The problem: Go through the lines below. Copy those with "ПОПУЛЯРНЫЕ".
****
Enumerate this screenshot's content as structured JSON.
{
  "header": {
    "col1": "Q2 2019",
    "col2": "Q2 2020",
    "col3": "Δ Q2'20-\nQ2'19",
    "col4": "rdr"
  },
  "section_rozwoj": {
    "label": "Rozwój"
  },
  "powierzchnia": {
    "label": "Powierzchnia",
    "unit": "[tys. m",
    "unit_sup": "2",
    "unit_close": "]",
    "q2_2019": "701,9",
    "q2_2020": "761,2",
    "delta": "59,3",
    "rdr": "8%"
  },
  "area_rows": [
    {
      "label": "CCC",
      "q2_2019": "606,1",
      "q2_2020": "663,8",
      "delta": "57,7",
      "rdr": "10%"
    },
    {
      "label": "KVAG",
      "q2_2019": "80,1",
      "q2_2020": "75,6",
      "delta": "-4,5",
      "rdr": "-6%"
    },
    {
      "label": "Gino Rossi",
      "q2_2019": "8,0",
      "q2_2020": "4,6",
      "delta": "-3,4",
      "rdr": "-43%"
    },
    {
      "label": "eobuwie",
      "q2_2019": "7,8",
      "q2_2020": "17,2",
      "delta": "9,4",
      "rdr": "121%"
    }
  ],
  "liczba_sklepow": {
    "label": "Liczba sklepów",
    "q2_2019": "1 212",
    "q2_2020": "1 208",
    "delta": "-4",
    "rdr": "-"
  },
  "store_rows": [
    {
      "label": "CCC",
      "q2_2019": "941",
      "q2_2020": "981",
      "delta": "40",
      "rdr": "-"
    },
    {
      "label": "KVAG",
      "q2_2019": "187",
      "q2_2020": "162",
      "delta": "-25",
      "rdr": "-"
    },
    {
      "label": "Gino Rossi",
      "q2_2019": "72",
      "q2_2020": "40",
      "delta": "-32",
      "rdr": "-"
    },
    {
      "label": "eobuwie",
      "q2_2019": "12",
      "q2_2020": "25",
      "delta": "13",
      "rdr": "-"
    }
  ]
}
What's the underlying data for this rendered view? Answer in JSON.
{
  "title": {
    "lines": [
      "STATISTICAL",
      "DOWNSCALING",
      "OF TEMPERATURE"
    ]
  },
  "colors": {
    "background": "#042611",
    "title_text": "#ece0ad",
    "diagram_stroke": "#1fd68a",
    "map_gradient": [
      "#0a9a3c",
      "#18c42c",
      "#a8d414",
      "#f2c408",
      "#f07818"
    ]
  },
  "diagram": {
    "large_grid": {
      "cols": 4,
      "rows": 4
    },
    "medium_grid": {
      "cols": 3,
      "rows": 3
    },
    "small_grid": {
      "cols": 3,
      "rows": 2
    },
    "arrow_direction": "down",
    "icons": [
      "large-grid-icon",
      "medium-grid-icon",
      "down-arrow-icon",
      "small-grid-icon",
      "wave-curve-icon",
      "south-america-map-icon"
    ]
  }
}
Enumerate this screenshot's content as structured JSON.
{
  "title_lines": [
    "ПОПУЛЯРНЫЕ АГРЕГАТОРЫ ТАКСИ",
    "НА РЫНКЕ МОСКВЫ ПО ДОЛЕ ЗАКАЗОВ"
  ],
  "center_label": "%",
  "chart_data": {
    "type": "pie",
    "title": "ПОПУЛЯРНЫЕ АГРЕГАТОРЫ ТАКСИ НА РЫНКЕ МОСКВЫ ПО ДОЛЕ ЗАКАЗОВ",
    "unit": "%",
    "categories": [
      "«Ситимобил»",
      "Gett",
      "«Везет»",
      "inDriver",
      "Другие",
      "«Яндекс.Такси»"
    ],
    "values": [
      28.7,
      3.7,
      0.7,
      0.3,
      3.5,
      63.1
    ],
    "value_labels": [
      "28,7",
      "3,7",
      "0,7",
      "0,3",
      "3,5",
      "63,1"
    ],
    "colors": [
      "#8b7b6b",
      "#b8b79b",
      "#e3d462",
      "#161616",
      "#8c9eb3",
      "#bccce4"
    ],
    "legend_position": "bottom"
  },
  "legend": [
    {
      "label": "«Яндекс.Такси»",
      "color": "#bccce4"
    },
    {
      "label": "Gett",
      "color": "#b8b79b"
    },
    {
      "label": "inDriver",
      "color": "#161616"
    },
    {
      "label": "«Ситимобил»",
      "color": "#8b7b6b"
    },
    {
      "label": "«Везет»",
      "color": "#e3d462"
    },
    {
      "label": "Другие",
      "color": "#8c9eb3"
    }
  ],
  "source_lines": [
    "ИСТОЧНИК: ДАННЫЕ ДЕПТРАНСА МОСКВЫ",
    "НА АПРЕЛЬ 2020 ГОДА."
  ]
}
****
Complete answer:
    "ПОПУЛЯРНЫЕ АГРЕГАТОРЫ ТАКСИ",
    "title": "ПОПУЛЯРНЫЕ АГРЕГАТОРЫ ТАКСИ НА РЫНКЕ МОСКВЫ ПО ДОЛЕ ЗАКАЗОВ",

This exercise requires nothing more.